Stored records:
........

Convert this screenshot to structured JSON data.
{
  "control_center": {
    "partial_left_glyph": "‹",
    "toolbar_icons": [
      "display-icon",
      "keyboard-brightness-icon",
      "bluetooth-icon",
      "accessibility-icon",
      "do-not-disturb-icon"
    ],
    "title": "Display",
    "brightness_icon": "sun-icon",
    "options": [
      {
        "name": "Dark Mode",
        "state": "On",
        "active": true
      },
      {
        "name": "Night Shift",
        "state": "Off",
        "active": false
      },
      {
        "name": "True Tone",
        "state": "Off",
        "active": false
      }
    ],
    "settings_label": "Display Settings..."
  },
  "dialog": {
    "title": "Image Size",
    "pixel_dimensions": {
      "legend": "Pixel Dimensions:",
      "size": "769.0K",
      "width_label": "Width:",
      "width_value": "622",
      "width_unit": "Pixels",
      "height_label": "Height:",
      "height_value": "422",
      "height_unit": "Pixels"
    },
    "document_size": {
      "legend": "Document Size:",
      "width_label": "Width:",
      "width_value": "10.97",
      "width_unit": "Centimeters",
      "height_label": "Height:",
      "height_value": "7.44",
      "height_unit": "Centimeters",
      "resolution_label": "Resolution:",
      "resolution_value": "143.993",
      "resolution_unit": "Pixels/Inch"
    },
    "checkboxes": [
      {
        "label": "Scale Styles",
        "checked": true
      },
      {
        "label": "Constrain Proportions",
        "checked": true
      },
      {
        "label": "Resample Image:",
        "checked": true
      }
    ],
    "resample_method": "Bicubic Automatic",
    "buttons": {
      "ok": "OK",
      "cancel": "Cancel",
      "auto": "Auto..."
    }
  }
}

........

WORK TO COMPLETE: Reproduce the material verbatim, line by line.

EXERCISE RESPONSE:
Convert this screenshot to structured JSON data.
{
  "control_center": {
    "partial_left_glyph": "‹",
    "toolbar_icons": [
      "display-icon",
      "keyboard-brightness-icon",
      "bluetooth-icon",
      "accessibility-icon",
      "do-not-disturb-icon"
    ],
    "title": "Display",
    "brightness_icon": "sun-icon",
    "options": [
      {
        "name": "Dark Mode",
        "state": "On",
        "active": true
      },
      {
        "name": "Night Shift",
        "state": "Off",
        "active": false
      },
      {
        "name": "True Tone",
        "state": "Off",
        "active": false
      }
    ],
    "settings_label": "Display Settings..."
  },
  "dialog": {
    "title": "Image Size",
    "pixel_dimensions": {
      "legend": "Pixel Dimensions:",
      "size": "769.0K",
      "width_label": "Width:",
      "width_value": "622",
      "width_unit": "Pixels",
      "height_label": "Height:",
      "height_value": "422",
      "height_unit": "Pixels"
    },
    "document_size": {
      "legend": "Document Size:",
      "width_label": "Width:",
      "width_value": "10.97",
      "width_unit": "Centimeters",
      "height_label": "Height:",
      "height_value": "7.44",
      "height_unit": "Centimeters",
      "resolution_label": "Resolution:",
      "resolution_value": "143.993",
      "resolution_unit": "Pixels/Inch"
    },
    "checkboxes": [
      {
        "label": "Scale Styles",
        "checked": true
      },
      {
        "label": "Constrain Proportions",
        "checked": true
      },
      {
        "label": "Resample Image:",
        "checked": true
      }
    ],
    "resample_method": "Bicubic Automatic",
    "buttons": {
      "ok": "OK",
      "cancel": "Cancel",
      "auto": "Auto..."
    }
  }
}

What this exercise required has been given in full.